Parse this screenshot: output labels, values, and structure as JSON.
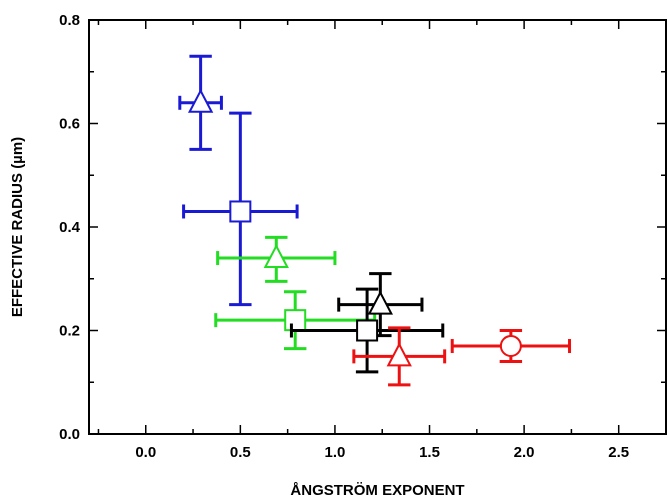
{
  "chart_data": {
    "type": "scatter",
    "title": "",
    "xlabel": "ÅNGSTRÖM EXPONENT",
    "ylabel": "EFFECTIVE RADIUS (µm)",
    "xlim": [
      -0.3,
      2.75
    ],
    "ylim": [
      0,
      0.8
    ],
    "x_ticks": [
      "0.0",
      "0.5",
      "1.0",
      "1.5",
      "2.0",
      "2.5"
    ],
    "y_ticks": [
      "0.0",
      "0.2",
      "0.4",
      "0.6",
      "0.8"
    ],
    "grid": false,
    "points": [
      {
        "x": 0.29,
        "y": 0.64,
        "xerr": 0.11,
        "yerr_low": 0.09,
        "yerr_high": 0.09,
        "marker": "triangle",
        "color": "#1a1ad4"
      },
      {
        "x": 0.5,
        "y": 0.43,
        "xerr": 0.3,
        "yerr_low": 0.18,
        "yerr_high": 0.19,
        "marker": "square",
        "color": "#1a1ad4"
      },
      {
        "x": 0.69,
        "y": 0.34,
        "xerr": 0.31,
        "yerr_low": 0.045,
        "yerr_high": 0.04,
        "marker": "triangle",
        "color": "#22dd22"
      },
      {
        "x": 0.79,
        "y": 0.22,
        "xerr": 0.42,
        "yerr_low": 0.055,
        "yerr_high": 0.055,
        "marker": "square",
        "color": "#22dd22"
      },
      {
        "x": 1.24,
        "y": 0.25,
        "xerr": 0.22,
        "yerr_low": 0.06,
        "yerr_high": 0.06,
        "marker": "triangle",
        "color": "#000000"
      },
      {
        "x": 1.17,
        "y": 0.2,
        "xerr": 0.4,
        "yerr_low": 0.08,
        "yerr_high": 0.08,
        "marker": "square",
        "color": "#000000"
      },
      {
        "x": 1.34,
        "y": 0.15,
        "xerr": 0.24,
        "yerr_low": 0.055,
        "yerr_high": 0.055,
        "marker": "triangle",
        "color": "#ee1111"
      },
      {
        "x": 1.93,
        "y": 0.17,
        "xerr": 0.31,
        "yerr_low": 0.03,
        "yerr_high": 0.03,
        "marker": "circle",
        "color": "#ee1111"
      }
    ]
  }
}
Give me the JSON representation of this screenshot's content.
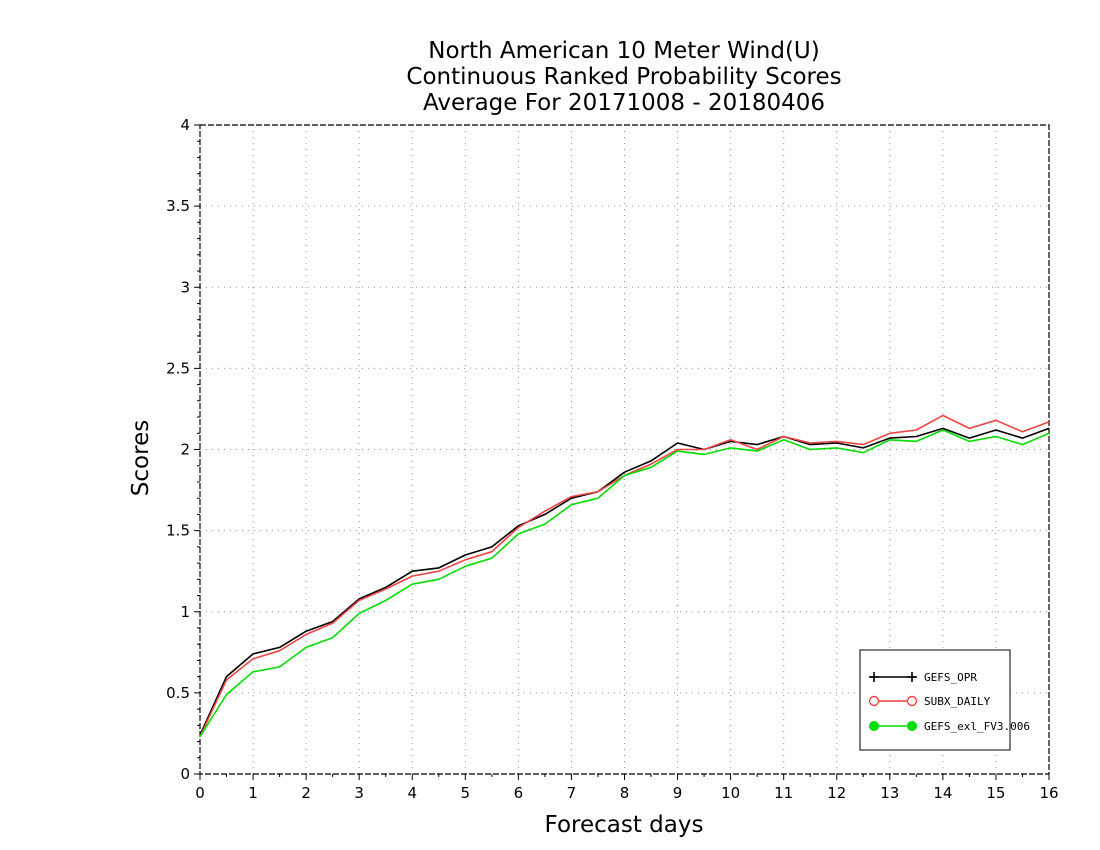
{
  "chart_data": {
    "type": "line",
    "title_lines": [
      "North American 10 Meter Wind(U)",
      "Continuous Ranked Probability Scores",
      "Average For 20171008 - 20180406"
    ],
    "xlabel": "Forecast days",
    "ylabel": "Scores",
    "xlim": [
      0,
      16
    ],
    "ylim": [
      0,
      4
    ],
    "x_ticks": [
      0,
      1,
      2,
      3,
      4,
      5,
      6,
      7,
      8,
      9,
      10,
      11,
      12,
      13,
      14,
      15,
      16
    ],
    "x_tick_labels": [
      "0",
      "1",
      "2",
      "3",
      "4",
      "5",
      "6",
      "7",
      "8",
      "9",
      "10",
      "11",
      "12",
      "13",
      "14",
      "15",
      "16"
    ],
    "y_ticks": [
      0,
      0.5,
      1,
      1.5,
      2,
      2.5,
      3,
      3.5,
      4
    ],
    "y_tick_labels": [
      "0",
      "0.5",
      "1",
      "1.5",
      "2",
      "2.5",
      "3",
      "3.5",
      "4"
    ],
    "grid": true,
    "legend_position": "bottom-right",
    "x": [
      0,
      0.5,
      1,
      1.5,
      2,
      2.5,
      3,
      3.5,
      4,
      4.5,
      5,
      5.5,
      6,
      6.5,
      7,
      7.5,
      8,
      8.5,
      9,
      9.5,
      10,
      10.5,
      11,
      11.5,
      12,
      12.5,
      13,
      13.5,
      14,
      14.5,
      15,
      15.5,
      16
    ],
    "series": [
      {
        "name": "GEFS_OPR",
        "color": "#000000",
        "marker": "plus",
        "values": [
          0.24,
          0.6,
          0.74,
          0.78,
          0.88,
          0.94,
          1.08,
          1.15,
          1.25,
          1.27,
          1.35,
          1.4,
          1.53,
          1.6,
          1.7,
          1.74,
          1.86,
          1.93,
          2.04,
          2.0,
          2.05,
          2.03,
          2.08,
          2.03,
          2.04,
          2.01,
          2.07,
          2.08,
          2.13,
          2.07,
          2.12,
          2.07,
          2.13
        ]
      },
      {
        "name": "SUBX_DAILY",
        "color": "#ee4444",
        "marker": "open-circle",
        "values": [
          0.23,
          0.58,
          0.71,
          0.76,
          0.86,
          0.93,
          1.07,
          1.14,
          1.22,
          1.25,
          1.32,
          1.37,
          1.52,
          1.62,
          1.71,
          1.74,
          1.84,
          1.91,
          2.0,
          2.0,
          2.06,
          2.0,
          2.08,
          2.04,
          2.05,
          2.03,
          2.1,
          2.12,
          2.21,
          2.13,
          2.18,
          2.11,
          2.17
        ]
      },
      {
        "name": "GEFS_exl_FV3.006",
        "color": "#00dd00",
        "marker": "filled-circle",
        "values": [
          0.23,
          0.49,
          0.63,
          0.66,
          0.78,
          0.84,
          0.99,
          1.07,
          1.17,
          1.2,
          1.28,
          1.33,
          1.48,
          1.54,
          1.66,
          1.7,
          1.84,
          1.89,
          1.99,
          1.97,
          2.01,
          1.99,
          2.06,
          2.0,
          2.01,
          1.98,
          2.06,
          2.05,
          2.12,
          2.05,
          2.08,
          2.03,
          2.1
        ]
      }
    ]
  }
}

------------------------------------------------

Exercise description -
Please set down each line of the data above exactly as written, without the pictures.

Answer to the problem -
Parse this screenshot: output labels, values, and structure as JSON.
{
  "chart_data": {
    "type": "scatter",
    "title": "",
    "xlabel": "ÅNGSTRÖM EXPONENT",
    "ylabel": "EFFECTIVE RADIUS (µm)",
    "xlim": [
      -0.3,
      2.75
    ],
    "ylim": [
      0,
      0.8
    ],
    "x_ticks": [
      "0.0",
      "0.5",
      "1.0",
      "1.5",
      "2.0",
      "2.5"
    ],
    "y_ticks": [
      "0.0",
      "0.2",
      "0.4",
      "0.6",
      "0.8"
    ],
    "grid": false,
    "points": [
      {
        "x": 0.29,
        "y": 0.64,
        "xerr": 0.11,
        "yerr_low": 0.09,
        "yerr_high": 0.09,
        "marker": "triangle",
        "color": "#1a1ad4"
      },
      {
        "x": 0.5,
        "y": 0.43,
        "xerr": 0.3,
        "yerr_low": 0.18,
        "yerr_high": 0.19,
        "marker": "square",
        "color": "#1a1ad4"
      },
      {
        "x": 0.69,
        "y": 0.34,
        "xerr": 0.31,
        "yerr_low": 0.045,
        "yerr_high": 0.04,
        "marker": "triangle",
        "color": "#22dd22"
      },
      {
        "x": 0.79,
        "y": 0.22,
        "xerr": 0.42,
        "yerr_low": 0.055,
        "yerr_high": 0.055,
        "marker": "square",
        "color": "#22dd22"
      },
      {
        "x": 1.24,
        "y": 0.25,
        "xerr": 0.22,
        "yerr_low": 0.06,
        "yerr_high": 0.06,
        "marker": "triangle",
        "color": "#000000"
      },
      {
        "x": 1.17,
        "y": 0.2,
        "xerr": 0.4,
        "yerr_low": 0.08,
        "yerr_high": 0.08,
        "marker": "square",
        "color": "#000000"
      },
      {
        "x": 1.34,
        "y": 0.15,
        "xerr": 0.24,
        "yerr_low": 0.055,
        "yerr_high": 0.055,
        "marker": "triangle",
        "color": "#ee1111"
      },
      {
        "x": 1.93,
        "y": 0.17,
        "xerr": 0.31,
        "yerr_low": 0.03,
        "yerr_high": 0.03,
        "marker": "circle",
        "color": "#ee1111"
      }
    ]
  }
}
Give me the JSON representation of this screenshot's content.
{
  "chart_data": {
    "type": "line",
    "title_lines": [
      "North American 10 Meter Wind(U)",
      "Continuous Ranked Probability Scores",
      "Average For 20171008 - 20180406"
    ],
    "xlabel": "Forecast days",
    "ylabel": "Scores",
    "xlim": [
      0,
      16
    ],
    "ylim": [
      0,
      4
    ],
    "x_ticks": [
      0,
      1,
      2,
      3,
      4,
      5,
      6,
      7,
      8,
      9,
      10,
      11,
      12,
      13,
      14,
      15,
      16
    ],
    "x_tick_labels": [
      "0",
      "1",
      "2",
      "3",
      "4",
      "5",
      "6",
      "7",
      "8",
      "9",
      "10",
      "11",
      "12",
      "13",
      "14",
      "15",
      "16"
    ],
    "y_ticks": [
      0,
      0.5,
      1,
      1.5,
      2,
      2.5,
      3,
      3.5,
      4
    ],
    "y_tick_labels": [
      "0",
      "0.5",
      "1",
      "1.5",
      "2",
      "2.5",
      "3",
      "3.5",
      "4"
    ],
    "grid": true,
    "legend_position": "bottom-right",
    "x": [
      0,
      0.5,
      1,
      1.5,
      2,
      2.5,
      3,
      3.5,
      4,
      4.5,
      5,
      5.5,
      6,
      6.5,
      7,
      7.5,
      8,
      8.5,
      9,
      9.5,
      10,
      10.5,
      11,
      11.5,
      12,
      12.5,
      13,
      13.5,
      14,
      14.5,
      15,
      15.5,
      16
    ],
    "series": [
      {
        "name": "GEFS_OPR",
        "color": "#000000",
        "marker": "plus",
        "values": [
          0.24,
          0.6,
          0.74,
          0.78,
          0.88,
          0.94,
          1.08,
          1.15,
          1.25,
          1.27,
          1.35,
          1.4,
          1.53,
          1.6,
          1.7,
          1.74,
          1.86,
          1.93,
          2.04,
          2.0,
          2.05,
          2.03,
          2.08,
          2.03,
          2.04,
          2.01,
          2.07,
          2.08,
          2.13,
          2.07,
          2.12,
          2.07,
          2.13
        ]
      },
      {
        "name": "SUBX_DAILY",
        "color": "#ee4444",
        "marker": "open-circle",
        "values": [
          0.23,
          0.58,
          0.71,
          0.76,
          0.86,
          0.93,
          1.07,
          1.14,
          1.22,
          1.25,
          1.32,
          1.37,
          1.52,
          1.62,
          1.71,
          1.74,
          1.84,
          1.91,
          2.0,
          2.0,
          2.06,
          2.0,
          2.08,
          2.04,
          2.05,
          2.03,
          2.1,
          2.12,
          2.21,
          2.13,
          2.18,
          2.11,
          2.17
        ]
      },
      {
        "name": "GEFS_exl_FV3.006",
        "color": "#00dd00",
        "marker": "filled-circle",
        "values": [
          0.23,
          0.49,
          0.63,
          0.66,
          0.78,
          0.84,
          0.99,
          1.07,
          1.17,
          1.2,
          1.28,
          1.33,
          1.48,
          1.54,
          1.66,
          1.7,
          1.84,
          1.89,
          1.99,
          1.97,
          2.01,
          1.99,
          2.06,
          2.0,
          2.01,
          1.98,
          2.06,
          2.05,
          2.12,
          2.05,
          2.08,
          2.03,
          2.1
        ]
      }
    ]
  }
}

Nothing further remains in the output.